--- BEGIN ---

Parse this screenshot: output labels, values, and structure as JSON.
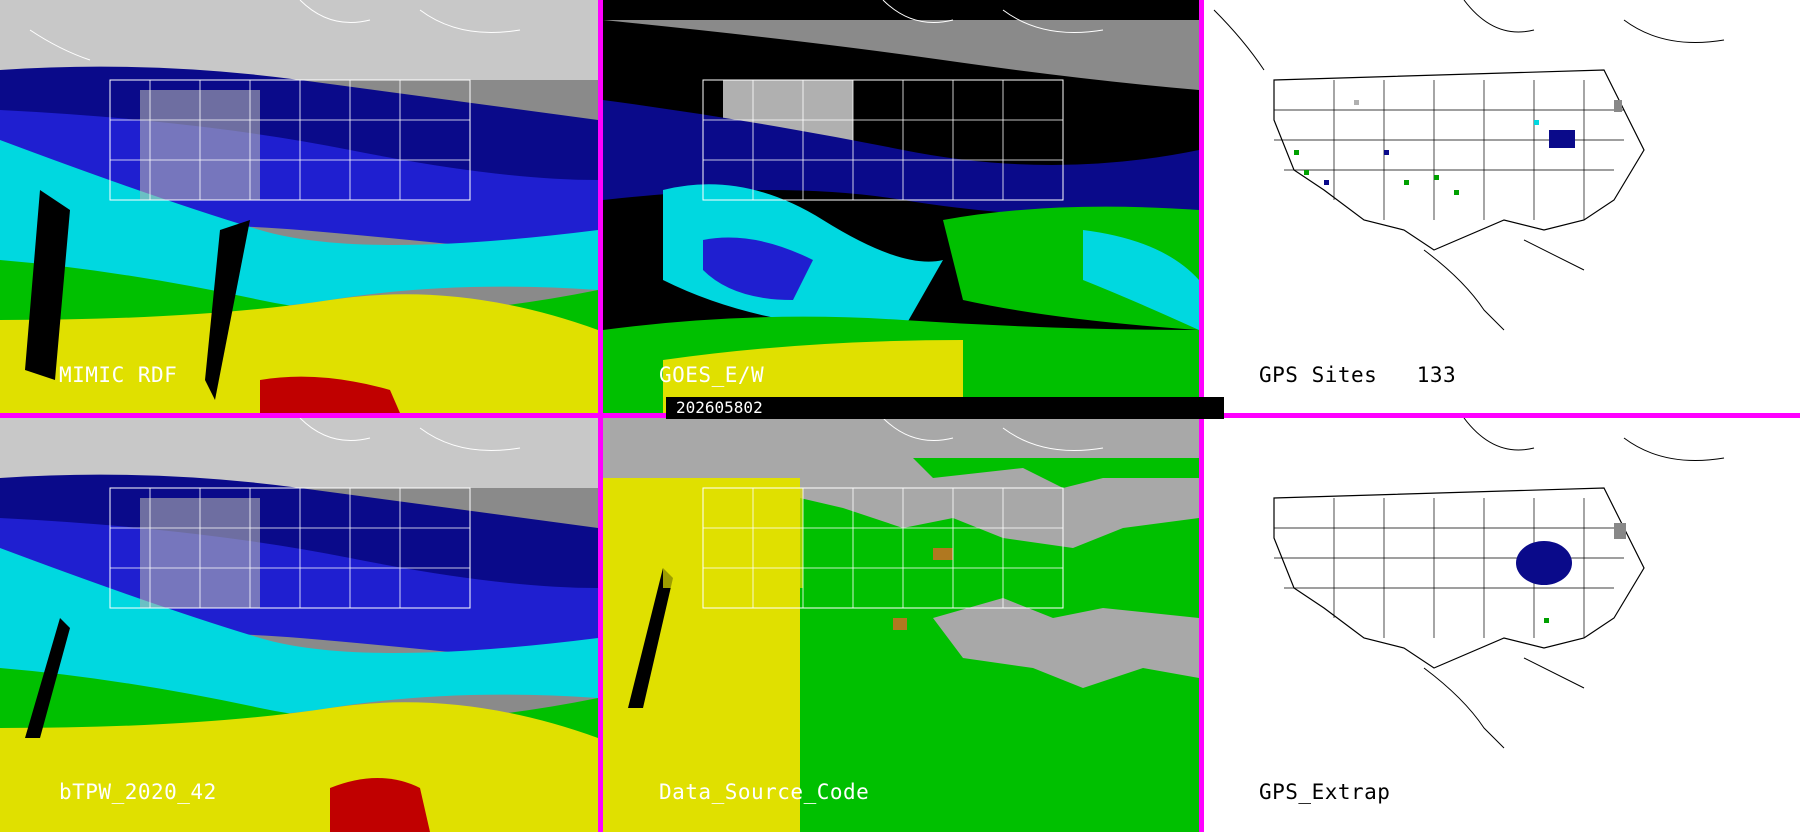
{
  "timestamp": "202605802",
  "panels": [
    {
      "id": "mimic",
      "label": "MIMIC RDF"
    },
    {
      "id": "goes",
      "label": "GOES_E/W"
    },
    {
      "id": "gps-sites",
      "label": "GPS Sites   133"
    },
    {
      "id": "btpw",
      "label": "bTPW_2020_42"
    },
    {
      "id": "dsc",
      "label": "Data_Source_Code"
    },
    {
      "id": "gps-extrap",
      "label": "GPS_Extrap"
    }
  ],
  "colors": {
    "divider": "#ff00ff",
    "tpw_scale": [
      "#b0b0b0",
      "#0a0a8a",
      "#1f1fd0",
      "#00d8e0",
      "#00c000",
      "#e0e000",
      "#e0a000",
      "#c00000"
    ],
    "data_source": {
      "gray": "#a8a8a8",
      "yellow": "#e0e000",
      "green": "#00c000",
      "brown": "#b07820"
    }
  }
}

--- END ---

WRITTEN EXERCISE:
Copy all the records above exactly, but leave out the pictures.

WRITTEN ANSWER:
Parse this screenshot: output labels, values, and structure as JSON.
{
  "timestamp": "202605802",
  "panels": [
    {
      "id": "mimic",
      "label": "MIMIC RDF"
    },
    {
      "id": "goes",
      "label": "GOES_E/W"
    },
    {
      "id": "gps-sites",
      "label": "GPS Sites   133"
    },
    {
      "id": "btpw",
      "label": "bTPW_2020_42"
    },
    {
      "id": "dsc",
      "label": "Data_Source_Code"
    },
    {
      "id": "gps-extrap",
      "label": "GPS_Extrap"
    }
  ],
  "colors": {
    "divider": "#ff00ff",
    "tpw_scale": [
      "#b0b0b0",
      "#0a0a8a",
      "#1f1fd0",
      "#00d8e0",
      "#00c000",
      "#e0e000",
      "#e0a000",
      "#c00000"
    ],
    "data_source": {
      "gray": "#a8a8a8",
      "yellow": "#e0e000",
      "green": "#00c000",
      "brown": "#b07820"
    }
  }
}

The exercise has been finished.